[Start]

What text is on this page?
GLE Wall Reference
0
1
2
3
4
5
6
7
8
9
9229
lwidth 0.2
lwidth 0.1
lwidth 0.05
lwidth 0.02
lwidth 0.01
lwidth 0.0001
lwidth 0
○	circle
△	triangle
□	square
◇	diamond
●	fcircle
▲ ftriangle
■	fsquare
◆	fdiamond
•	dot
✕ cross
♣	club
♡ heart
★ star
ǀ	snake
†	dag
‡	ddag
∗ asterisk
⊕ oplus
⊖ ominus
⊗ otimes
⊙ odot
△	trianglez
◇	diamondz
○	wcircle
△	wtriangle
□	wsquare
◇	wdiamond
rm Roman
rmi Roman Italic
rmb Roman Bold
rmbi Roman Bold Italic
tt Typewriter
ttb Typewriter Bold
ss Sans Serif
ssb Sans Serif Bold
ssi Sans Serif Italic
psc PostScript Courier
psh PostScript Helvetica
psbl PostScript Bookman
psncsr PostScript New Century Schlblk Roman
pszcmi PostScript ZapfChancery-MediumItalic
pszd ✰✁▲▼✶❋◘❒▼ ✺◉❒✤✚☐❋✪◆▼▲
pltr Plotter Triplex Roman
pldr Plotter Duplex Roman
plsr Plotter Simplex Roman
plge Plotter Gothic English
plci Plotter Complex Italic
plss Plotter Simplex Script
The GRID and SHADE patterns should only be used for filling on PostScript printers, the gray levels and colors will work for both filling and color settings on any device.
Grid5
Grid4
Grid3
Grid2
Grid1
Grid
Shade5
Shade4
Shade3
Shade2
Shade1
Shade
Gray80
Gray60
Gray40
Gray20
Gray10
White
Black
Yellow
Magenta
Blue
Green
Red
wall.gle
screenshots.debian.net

[End]

**THE TASK:** Your task is to reproduce all of the records exactly.

**FINAL ANSWER:**
What text is on this page?
GLE Wall Reference
0
1
2
3
4
5
6
7
8
9
9229
lwidth 0.2
lwidth 0.1
lwidth 0.05
lwidth 0.02
lwidth 0.01
lwidth 0.0001
lwidth 0
○	circle
△	triangle
□	square
◇	diamond
●	fcircle
▲ ftriangle
■	fsquare
◆	fdiamond
•	dot
✕ cross
♣	club
♡ heart
★ star
ǀ	snake
†	dag
‡	ddag
∗ asterisk
⊕ oplus
⊖ ominus
⊗ otimes
⊙ odot
△	trianglez
◇	diamondz
○	wcircle
△	wtriangle
□	wsquare
◇	wdiamond
rm Roman
rmi Roman Italic
rmb Roman Bold
rmbi Roman Bold Italic
tt Typewriter
ttb Typewriter Bold
ss Sans Serif
ssb Sans Serif Bold
ssi Sans Serif Italic
psc PostScript Courier
psh PostScript Helvetica
psbl PostScript Bookman
psncsr PostScript New Century Schlblk Roman
pszcmi PostScript ZapfChancery-MediumItalic
pszd ✰✁▲▼✶❋◘❒▼ ✺◉❒✤✚☐❋✪◆▼▲
pltr Plotter Triplex Roman
pldr Plotter Duplex Roman
plsr Plotter Simplex Roman
plge Plotter Gothic English
plci Plotter Complex Italic
plss Plotter Simplex Script
The GRID and SHADE patterns should only be used for filling on PostScript printers, the gray levels and colors will work for both filling and color settings on any device.
Grid5
Grid4
Grid3
Grid2
Grid1
Grid
Shade5
Shade4
Shade3
Shade2
Shade1
Shade
Gray80
Gray60
Gray40
Gray20
Gray10
White
Black
Yellow
Magenta
Blue
Green
Red
wall.gle
screenshots.debian.net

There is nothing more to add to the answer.